_What to work on_: Lay out the entries as a Markdown table with the columns "Row" and "Line", numbering each row. Begin with the first line of the entries and end with the line containing "- copyright: ©", including both and leaving out blank lines.
[begin Material supplied]
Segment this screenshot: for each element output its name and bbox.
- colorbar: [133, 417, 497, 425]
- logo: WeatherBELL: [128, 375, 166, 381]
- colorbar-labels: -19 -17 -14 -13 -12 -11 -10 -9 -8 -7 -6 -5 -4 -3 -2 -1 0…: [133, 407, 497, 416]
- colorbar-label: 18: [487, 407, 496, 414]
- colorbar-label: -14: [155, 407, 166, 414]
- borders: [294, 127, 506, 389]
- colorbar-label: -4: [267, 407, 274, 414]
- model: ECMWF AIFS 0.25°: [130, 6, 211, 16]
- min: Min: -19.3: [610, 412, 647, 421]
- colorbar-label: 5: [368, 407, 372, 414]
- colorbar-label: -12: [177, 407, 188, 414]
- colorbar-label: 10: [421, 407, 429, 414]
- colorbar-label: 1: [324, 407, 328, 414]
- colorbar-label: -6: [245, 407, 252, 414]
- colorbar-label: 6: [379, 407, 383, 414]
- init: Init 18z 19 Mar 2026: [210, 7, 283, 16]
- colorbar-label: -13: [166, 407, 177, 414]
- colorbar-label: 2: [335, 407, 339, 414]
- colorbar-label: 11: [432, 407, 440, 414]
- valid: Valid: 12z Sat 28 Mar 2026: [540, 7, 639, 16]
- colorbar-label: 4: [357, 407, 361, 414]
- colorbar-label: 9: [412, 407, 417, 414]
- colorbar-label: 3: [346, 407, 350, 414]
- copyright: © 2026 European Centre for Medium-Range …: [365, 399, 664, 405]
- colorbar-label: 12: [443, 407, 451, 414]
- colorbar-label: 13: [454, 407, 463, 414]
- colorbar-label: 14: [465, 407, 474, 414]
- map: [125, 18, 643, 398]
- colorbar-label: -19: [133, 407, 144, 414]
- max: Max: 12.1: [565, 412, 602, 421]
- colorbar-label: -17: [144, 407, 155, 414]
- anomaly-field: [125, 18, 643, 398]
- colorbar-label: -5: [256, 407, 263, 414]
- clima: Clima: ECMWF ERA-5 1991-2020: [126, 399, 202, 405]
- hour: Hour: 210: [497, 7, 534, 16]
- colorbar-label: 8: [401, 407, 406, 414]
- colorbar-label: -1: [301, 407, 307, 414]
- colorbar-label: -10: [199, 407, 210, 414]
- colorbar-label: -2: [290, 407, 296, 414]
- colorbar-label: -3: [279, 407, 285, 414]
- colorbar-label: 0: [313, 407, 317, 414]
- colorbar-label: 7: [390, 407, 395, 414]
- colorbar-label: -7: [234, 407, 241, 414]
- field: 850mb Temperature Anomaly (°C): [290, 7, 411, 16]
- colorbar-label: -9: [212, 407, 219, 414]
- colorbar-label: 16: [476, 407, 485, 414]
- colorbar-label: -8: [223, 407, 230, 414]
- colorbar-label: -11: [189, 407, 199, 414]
[end Material supplied]
_The response_:
| Row | Line |
|---|---|
| 1 | Segment this screenshot: for each element output its name and bbox. |
| 2 | - colorbar: [133, 417, 497, 425] |
| 3 | - logo: WeatherBELL: [128, 375, 166, 381] |
| 4 | - colorbar-labels: -19 -17 -14 -13 -12 -11 -10 -9 -8 -7 -6 -5 -4 -3 -2 -1 0…: [133, 407, 497, 416] |
| 5 | - colorbar-label: 18: [487, 407, 496, 414] |
| 6 | - colorbar-label: -14: [155, 407, 166, 414] |
| 7 | - borders: [294, 127, 506, 389] |
| 8 | - colorbar-label: -4: [267, 407, 274, 414] |
| 9 | - model: ECMWF AIFS 0.25°: [130, 6, 211, 16] |
| 10 | - min: Min: -19.3: [610, 412, 647, 421] |
| 11 | - colorbar-label: 5: [368, 407, 372, 414] |
| 12 | - colorbar-label: -12: [177, 407, 188, 414] |
| 13 | - colorbar-label: 10: [421, 407, 429, 414] |
| 14 | - colorbar-label: 1: [324, 407, 328, 414] |
| 15 | - colorbar-label: -6: [245, 407, 252, 414] |
| 16 | - colorbar-label: 6: [379, 407, 383, 414] |
| 17 | - init: Init 18z 19 Mar 2026: [210, 7, 283, 16] |
| 18 | - colorbar-label: -13: [166, 407, 177, 414] |
| 19 | - colorbar-label: 2: [335, 407, 339, 414] |
| 20 | - colorbar-label: 11: [432, 407, 440, 414] |
| 21 | - valid: Valid: 12z Sat 28 Mar 2026: [540, 7, 639, 16] |
| 22 | - colorbar-label: 4: [357, 407, 361, 414] |
| 23 | - colorbar-label: 9: [412, 407, 417, 414] |
| 24 | - colorbar-label: 3: [346, 407, 350, 414] |
| 25 | - copyright: © 2026 European Centre for Medium-Range …: [365, 399, 664, 405] |